• WHAT IS NEEDED: Your answer must be the full set of entries, reproduced exactly.

• DATASET RECORDS:
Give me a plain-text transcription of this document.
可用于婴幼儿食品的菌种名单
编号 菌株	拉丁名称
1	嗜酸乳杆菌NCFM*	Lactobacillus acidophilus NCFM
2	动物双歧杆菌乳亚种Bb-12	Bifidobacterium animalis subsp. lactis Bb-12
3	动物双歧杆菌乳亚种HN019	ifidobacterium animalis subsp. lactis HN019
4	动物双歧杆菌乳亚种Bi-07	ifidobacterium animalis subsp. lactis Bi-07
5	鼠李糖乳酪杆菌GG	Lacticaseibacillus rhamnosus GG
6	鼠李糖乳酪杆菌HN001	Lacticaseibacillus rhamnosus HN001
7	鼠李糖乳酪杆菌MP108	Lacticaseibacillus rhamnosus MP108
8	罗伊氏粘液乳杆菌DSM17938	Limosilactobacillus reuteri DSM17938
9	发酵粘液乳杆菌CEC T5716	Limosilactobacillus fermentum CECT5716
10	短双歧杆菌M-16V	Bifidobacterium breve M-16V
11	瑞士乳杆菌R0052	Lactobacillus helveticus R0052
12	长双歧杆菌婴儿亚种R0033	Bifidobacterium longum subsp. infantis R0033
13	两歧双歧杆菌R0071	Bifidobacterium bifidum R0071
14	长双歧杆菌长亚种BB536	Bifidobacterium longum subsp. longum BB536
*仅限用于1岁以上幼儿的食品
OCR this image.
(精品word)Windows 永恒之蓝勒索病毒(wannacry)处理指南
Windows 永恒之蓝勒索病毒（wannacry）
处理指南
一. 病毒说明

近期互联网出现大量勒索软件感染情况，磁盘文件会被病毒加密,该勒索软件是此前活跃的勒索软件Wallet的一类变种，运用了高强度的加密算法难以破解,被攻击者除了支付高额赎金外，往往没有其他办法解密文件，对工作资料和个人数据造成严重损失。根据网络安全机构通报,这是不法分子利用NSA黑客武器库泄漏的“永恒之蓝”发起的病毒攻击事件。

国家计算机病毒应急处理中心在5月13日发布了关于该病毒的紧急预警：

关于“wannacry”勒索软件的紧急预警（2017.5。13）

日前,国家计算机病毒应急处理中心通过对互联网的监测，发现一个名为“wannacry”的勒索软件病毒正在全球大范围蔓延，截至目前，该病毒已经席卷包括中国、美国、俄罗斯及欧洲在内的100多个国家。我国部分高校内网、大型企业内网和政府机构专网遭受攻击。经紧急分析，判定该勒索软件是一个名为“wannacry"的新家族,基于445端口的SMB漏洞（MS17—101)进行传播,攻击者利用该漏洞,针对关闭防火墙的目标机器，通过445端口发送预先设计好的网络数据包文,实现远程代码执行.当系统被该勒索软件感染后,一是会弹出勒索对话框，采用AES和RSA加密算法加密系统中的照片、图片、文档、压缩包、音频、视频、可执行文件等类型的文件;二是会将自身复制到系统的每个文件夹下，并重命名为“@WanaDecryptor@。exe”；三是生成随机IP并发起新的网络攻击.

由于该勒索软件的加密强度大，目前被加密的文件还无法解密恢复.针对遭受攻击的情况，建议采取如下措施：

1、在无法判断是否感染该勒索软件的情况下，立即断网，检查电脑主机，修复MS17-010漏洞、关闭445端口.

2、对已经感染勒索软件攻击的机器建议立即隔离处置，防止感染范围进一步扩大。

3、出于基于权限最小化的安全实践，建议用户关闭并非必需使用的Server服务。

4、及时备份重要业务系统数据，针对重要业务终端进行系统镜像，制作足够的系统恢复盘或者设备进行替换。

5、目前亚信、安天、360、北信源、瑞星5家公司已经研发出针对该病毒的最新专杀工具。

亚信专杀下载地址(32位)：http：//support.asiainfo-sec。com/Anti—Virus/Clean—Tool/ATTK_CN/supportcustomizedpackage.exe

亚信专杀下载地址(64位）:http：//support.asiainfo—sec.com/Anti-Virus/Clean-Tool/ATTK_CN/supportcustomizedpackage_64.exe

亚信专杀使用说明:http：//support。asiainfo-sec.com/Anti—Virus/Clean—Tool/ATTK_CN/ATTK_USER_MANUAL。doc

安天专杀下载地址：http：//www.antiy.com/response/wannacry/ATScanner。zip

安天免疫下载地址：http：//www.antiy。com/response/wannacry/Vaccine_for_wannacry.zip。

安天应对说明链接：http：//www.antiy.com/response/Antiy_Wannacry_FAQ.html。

• RESPONSE:
Give me a plain-text transcription of this document.
可用于婴幼儿食品的菌种名单
编号 菌株	拉丁名称
1	嗜酸乳杆菌NCFM*	Lactobacillus acidophilus NCFM
2	动物双歧杆菌乳亚种Bb-12	Bifidobacterium animalis subsp. lactis Bb-12
3	动物双歧杆菌乳亚种HN019	ifidobacterium animalis subsp. lactis HN019
4	动物双歧杆菌乳亚种Bi-07	ifidobacterium animalis subsp. lactis Bi-07
5	鼠李糖乳酪杆菌GG	Lacticaseibacillus rhamnosus GG
6	鼠李糖乳酪杆菌HN001	Lacticaseibacillus rhamnosus HN001
7	鼠李糖乳酪杆菌MP108	Lacticaseibacillus rhamnosus MP108
8	罗伊氏粘液乳杆菌DSM17938	Limosilactobacillus reuteri DSM17938
9	发酵粘液乳杆菌CEC T5716	Limosilactobacillus fermentum CECT5716
10	短双歧杆菌M-16V	Bifidobacterium breve M-16V
11	瑞士乳杆菌R0052	Lactobacillus helveticus R0052
12	长双歧杆菌婴儿亚种R0033	Bifidobacterium longum subsp. infantis R0033
13	两歧双歧杆菌R0071	Bifidobacterium bifidum R0071
14	长双歧杆菌长亚种BB536	Bifidobacterium longum subsp. longum BB536
*仅限用于1岁以上幼儿的食品
OCR this image.
(精品word)Windows 永恒之蓝勒索病毒(wannacry)处理指南
Windows 永恒之蓝勒索病毒（wannacry）
处理指南
一. 病毒说明

近期互联网出现大量勒索软件感染情况，磁盘文件会被病毒加密,该勒索软件是此前活跃的勒索软件Wallet的一类变种，运用了高强度的加密算法难以破解,被攻击者除了支付高额赎金外，往往没有其他办法解密文件，对工作资料和个人数据造成严重损失。根据网络安全机构通报,这是不法分子利用NSA黑客武器库泄漏的“永恒之蓝”发起的病毒攻击事件。

国家计算机病毒应急处理中心在5月13日发布了关于该病毒的紧急预警：

关于“wannacry”勒索软件的紧急预警（2017.5。13）

日前,国家计算机病毒应急处理中心通过对互联网的监测，发现一个名为“wannacry”的勒索软件病毒正在全球大范围蔓延，截至目前，该病毒已经席卷包括中国、美国、俄罗斯及欧洲在内的100多个国家。我国部分高校内网、大型企业内网和政府机构专网遭受攻击。经紧急分析，判定该勒索软件是一个名为“wannacry"的新家族,基于445端口的SMB漏洞（MS17—101)进行传播,攻击者利用该漏洞,针对关闭防火墙的目标机器，通过445端口发送预先设计好的网络数据包文,实现远程代码执行.当系统被该勒索软件感染后,一是会弹出勒索对话框，采用AES和RSA加密算法加密系统中的照片、图片、文档、压缩包、音频、视频、可执行文件等类型的文件;二是会将自身复制到系统的每个文件夹下，并重命名为“@WanaDecryptor@。exe”；三是生成随机IP并发起新的网络攻击.

由于该勒索软件的加密强度大，目前被加密的文件还无法解密恢复.针对遭受攻击的情况，建议采取如下措施：

1、在无法判断是否感染该勒索软件的情况下，立即断网，检查电脑主机，修复MS17-010漏洞、关闭445端口.

2、对已经感染勒索软件攻击的机器建议立即隔离处置，防止感染范围进一步扩大。

3、出于基于权限最小化的安全实践，建议用户关闭并非必需使用的Server服务。

4、及时备份重要业务系统数据，针对重要业务终端进行系统镜像，制作足够的系统恢复盘或者设备进行替换。

5、目前亚信、安天、360、北信源、瑞星5家公司已经研发出针对该病毒的最新专杀工具。

亚信专杀下载地址(32位)：http：//support.asiainfo-sec。com/Anti—Virus/Clean—Tool/ATTK_CN/supportcustomizedpackage.exe

亚信专杀下载地址(64位）:http：//support.asiainfo—sec.com/Anti-Virus/Clean-Tool/ATTK_CN/supportcustomizedpackage_64.exe

亚信专杀使用说明:http：//support。asiainfo-sec.com/Anti—Virus/Clean—Tool/ATTK_CN/ATTK_USER_MANUAL。doc

安天专杀下载地址：http：//www.antiy.com/response/wannacry/ATScanner。zip

安天免疫下载地址：http：//www.antiy。com/response/wannacry/Vaccine_for_wannacry.zip。

安天应对说明链接：http：//www.antiy.com/response/Antiy_Wannacry_FAQ.html。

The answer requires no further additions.